↓↓↓

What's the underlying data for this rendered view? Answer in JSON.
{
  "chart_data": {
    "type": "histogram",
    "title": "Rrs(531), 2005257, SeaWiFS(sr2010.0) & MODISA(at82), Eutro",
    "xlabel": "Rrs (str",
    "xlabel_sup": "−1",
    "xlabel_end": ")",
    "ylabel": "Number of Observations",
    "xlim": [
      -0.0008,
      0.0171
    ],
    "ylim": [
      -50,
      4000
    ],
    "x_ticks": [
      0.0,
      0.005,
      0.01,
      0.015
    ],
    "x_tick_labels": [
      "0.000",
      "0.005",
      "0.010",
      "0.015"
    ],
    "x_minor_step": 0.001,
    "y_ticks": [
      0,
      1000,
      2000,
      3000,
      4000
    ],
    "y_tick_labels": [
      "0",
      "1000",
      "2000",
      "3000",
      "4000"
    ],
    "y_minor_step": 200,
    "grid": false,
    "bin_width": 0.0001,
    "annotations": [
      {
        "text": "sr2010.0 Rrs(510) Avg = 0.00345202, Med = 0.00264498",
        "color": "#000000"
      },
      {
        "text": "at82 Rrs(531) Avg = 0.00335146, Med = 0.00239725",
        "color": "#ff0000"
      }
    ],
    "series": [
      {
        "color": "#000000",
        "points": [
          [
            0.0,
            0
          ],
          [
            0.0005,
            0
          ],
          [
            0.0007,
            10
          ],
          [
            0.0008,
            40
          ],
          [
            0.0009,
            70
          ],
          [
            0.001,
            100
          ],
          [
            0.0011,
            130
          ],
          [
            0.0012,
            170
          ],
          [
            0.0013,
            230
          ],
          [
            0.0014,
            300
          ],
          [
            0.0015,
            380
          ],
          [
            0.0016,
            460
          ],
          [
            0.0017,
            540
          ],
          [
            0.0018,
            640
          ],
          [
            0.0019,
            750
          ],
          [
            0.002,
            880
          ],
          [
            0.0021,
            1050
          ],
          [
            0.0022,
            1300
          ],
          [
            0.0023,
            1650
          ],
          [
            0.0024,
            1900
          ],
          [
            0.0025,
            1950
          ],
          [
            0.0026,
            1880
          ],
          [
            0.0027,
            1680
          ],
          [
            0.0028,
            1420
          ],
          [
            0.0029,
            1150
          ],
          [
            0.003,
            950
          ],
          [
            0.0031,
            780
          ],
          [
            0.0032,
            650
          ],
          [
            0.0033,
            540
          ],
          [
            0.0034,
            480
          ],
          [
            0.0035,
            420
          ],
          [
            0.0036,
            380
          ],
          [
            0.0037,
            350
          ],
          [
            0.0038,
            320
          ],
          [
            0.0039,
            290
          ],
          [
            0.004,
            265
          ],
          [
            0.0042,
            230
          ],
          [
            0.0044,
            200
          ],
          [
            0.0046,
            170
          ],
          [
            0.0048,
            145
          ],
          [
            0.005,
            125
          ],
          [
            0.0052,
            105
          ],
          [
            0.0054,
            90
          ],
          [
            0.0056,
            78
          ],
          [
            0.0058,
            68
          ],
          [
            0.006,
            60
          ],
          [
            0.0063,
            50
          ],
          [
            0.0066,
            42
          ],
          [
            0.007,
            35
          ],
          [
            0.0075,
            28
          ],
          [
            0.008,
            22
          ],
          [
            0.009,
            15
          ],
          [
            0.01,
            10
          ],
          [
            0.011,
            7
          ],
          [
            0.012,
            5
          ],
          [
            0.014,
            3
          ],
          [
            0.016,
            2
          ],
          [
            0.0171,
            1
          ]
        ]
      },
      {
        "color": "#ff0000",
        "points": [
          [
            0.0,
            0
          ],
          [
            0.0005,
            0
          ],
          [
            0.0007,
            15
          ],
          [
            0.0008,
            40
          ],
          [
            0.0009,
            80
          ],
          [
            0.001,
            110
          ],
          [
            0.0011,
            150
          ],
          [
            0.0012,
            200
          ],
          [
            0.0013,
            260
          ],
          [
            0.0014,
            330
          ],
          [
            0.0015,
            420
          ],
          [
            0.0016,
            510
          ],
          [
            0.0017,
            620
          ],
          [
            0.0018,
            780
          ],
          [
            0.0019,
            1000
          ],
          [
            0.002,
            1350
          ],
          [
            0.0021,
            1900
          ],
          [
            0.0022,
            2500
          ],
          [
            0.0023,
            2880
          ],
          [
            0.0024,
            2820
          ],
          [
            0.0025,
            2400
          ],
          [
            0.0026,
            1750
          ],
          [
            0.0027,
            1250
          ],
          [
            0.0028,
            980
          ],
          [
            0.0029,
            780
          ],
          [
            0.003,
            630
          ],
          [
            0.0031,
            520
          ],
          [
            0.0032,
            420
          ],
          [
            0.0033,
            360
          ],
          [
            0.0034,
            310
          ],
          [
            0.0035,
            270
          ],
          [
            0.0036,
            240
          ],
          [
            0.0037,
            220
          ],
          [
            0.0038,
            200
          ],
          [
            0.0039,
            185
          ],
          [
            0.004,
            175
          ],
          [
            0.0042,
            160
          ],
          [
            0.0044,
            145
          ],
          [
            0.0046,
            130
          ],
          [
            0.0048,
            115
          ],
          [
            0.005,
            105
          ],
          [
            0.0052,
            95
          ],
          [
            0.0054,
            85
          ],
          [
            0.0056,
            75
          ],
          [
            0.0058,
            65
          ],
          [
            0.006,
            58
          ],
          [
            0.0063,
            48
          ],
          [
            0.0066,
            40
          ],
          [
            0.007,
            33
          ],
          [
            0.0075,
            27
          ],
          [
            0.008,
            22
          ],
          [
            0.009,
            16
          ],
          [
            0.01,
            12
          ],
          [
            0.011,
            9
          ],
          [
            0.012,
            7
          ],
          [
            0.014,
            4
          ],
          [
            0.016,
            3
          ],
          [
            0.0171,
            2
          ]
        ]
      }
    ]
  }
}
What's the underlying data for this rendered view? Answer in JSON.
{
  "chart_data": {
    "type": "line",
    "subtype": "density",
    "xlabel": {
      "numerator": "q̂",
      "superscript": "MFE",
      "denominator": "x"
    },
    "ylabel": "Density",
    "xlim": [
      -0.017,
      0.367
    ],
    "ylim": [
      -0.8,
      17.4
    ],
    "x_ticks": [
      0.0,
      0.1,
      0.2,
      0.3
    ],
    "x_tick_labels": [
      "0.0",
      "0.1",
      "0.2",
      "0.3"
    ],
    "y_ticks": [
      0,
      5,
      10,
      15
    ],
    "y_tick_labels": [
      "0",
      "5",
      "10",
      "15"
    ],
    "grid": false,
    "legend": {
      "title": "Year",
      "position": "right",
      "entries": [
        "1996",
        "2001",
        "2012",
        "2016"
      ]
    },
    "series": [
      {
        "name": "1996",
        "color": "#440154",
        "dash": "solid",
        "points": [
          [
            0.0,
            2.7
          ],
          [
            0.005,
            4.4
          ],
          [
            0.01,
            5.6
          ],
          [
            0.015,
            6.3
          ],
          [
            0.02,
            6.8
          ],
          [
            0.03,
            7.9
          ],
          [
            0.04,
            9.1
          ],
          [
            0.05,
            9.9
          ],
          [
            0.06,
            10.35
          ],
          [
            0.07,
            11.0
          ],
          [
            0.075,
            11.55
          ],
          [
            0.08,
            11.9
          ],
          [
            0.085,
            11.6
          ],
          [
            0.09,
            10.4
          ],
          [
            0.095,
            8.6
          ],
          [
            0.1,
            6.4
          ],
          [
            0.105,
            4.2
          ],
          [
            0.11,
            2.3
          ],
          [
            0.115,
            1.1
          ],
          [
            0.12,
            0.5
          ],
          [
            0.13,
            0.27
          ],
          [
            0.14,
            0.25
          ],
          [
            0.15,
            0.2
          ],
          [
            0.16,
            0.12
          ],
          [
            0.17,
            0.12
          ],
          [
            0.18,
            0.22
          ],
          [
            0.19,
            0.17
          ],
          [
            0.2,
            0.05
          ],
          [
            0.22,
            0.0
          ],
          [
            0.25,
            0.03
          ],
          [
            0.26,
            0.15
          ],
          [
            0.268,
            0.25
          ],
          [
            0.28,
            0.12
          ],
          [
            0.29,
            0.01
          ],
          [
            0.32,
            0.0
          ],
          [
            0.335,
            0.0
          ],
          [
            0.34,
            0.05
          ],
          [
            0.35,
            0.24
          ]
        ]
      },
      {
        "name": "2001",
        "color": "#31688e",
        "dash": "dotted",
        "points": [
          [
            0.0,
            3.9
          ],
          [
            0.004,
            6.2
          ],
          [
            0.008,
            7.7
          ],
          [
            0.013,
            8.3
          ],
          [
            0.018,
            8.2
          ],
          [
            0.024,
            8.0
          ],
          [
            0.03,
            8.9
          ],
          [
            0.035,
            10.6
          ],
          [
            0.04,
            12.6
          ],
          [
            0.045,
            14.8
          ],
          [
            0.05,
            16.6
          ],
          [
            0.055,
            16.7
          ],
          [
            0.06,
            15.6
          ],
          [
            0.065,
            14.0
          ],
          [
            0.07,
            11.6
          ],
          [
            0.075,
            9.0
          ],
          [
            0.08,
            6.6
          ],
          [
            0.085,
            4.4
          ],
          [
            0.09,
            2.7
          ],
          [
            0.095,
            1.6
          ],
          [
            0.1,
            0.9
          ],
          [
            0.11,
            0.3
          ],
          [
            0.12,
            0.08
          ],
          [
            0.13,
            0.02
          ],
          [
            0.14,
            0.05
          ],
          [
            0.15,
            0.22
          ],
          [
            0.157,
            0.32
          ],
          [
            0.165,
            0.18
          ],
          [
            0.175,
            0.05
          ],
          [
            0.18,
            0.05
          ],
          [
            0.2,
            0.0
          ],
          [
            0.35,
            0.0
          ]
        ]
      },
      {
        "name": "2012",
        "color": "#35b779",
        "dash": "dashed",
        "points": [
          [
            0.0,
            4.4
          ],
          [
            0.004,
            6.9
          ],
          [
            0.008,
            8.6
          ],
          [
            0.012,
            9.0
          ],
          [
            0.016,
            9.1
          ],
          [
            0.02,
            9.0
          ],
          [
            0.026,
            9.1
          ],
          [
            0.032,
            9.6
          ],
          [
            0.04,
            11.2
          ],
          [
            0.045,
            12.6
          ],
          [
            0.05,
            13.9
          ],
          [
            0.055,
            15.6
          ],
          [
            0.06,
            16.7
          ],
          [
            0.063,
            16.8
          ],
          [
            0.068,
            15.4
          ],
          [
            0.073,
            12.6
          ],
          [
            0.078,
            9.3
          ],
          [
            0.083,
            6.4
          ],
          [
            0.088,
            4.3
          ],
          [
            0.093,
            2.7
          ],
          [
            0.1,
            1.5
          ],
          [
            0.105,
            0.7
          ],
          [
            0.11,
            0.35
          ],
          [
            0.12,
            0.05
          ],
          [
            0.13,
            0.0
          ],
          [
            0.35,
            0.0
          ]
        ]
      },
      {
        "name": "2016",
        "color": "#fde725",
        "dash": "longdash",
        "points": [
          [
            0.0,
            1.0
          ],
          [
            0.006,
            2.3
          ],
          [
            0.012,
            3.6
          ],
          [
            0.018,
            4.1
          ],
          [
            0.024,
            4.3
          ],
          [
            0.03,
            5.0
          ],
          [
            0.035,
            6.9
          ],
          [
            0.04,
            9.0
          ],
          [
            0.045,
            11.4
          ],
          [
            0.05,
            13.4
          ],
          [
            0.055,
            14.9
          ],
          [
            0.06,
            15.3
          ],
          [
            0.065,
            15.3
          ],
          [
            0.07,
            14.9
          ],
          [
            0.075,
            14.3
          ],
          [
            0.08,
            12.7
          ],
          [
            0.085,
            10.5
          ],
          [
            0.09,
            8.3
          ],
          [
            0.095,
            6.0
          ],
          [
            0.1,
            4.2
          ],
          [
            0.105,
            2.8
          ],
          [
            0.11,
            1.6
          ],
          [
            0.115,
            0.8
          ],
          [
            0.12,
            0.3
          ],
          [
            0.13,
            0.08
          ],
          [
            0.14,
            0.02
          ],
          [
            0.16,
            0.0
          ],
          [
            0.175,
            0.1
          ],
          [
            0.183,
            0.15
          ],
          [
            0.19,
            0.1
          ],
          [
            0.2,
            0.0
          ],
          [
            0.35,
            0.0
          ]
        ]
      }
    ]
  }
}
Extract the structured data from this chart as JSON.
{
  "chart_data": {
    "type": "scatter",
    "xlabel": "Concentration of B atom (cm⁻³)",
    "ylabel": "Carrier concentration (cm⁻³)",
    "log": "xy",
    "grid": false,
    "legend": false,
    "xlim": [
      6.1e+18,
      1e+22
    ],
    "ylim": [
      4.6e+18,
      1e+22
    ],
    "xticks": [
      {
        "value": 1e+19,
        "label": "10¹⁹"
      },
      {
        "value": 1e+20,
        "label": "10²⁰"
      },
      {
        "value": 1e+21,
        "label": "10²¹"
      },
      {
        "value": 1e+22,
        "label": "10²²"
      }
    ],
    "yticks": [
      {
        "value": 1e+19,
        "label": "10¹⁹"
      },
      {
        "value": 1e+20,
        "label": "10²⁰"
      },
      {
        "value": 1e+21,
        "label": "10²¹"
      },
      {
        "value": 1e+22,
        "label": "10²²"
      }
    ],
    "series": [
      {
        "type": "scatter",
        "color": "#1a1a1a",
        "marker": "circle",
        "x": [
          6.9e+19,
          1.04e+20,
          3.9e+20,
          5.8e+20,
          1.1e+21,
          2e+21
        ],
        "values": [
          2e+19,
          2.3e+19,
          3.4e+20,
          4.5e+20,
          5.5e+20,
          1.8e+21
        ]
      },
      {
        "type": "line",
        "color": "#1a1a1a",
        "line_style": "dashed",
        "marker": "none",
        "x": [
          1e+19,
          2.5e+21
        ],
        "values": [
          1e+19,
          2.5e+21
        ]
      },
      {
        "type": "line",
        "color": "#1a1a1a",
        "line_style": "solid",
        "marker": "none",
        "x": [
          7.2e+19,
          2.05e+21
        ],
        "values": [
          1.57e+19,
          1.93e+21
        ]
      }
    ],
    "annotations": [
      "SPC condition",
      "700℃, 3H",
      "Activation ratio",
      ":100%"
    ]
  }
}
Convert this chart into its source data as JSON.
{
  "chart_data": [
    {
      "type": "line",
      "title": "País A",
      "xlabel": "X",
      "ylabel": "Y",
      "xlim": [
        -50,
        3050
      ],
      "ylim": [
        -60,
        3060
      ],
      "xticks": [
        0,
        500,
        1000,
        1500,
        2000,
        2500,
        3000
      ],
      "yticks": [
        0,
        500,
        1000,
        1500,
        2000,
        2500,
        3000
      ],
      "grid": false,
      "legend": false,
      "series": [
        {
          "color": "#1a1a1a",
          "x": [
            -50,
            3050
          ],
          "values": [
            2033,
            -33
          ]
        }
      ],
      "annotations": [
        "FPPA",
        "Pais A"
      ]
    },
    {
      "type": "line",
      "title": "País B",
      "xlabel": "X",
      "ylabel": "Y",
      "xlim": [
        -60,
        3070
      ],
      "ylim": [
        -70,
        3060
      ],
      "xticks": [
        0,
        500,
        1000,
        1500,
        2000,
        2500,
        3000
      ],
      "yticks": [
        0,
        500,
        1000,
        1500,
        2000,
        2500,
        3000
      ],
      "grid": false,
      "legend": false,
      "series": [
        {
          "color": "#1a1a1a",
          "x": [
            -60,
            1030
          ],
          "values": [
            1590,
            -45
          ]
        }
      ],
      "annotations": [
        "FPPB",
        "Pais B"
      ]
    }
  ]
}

↑↑↑

PROBLEM TO WORK ON
How many lines of these entries contain "ylabel"? Answer with the number and nothing else.

FINAL ANSWER
5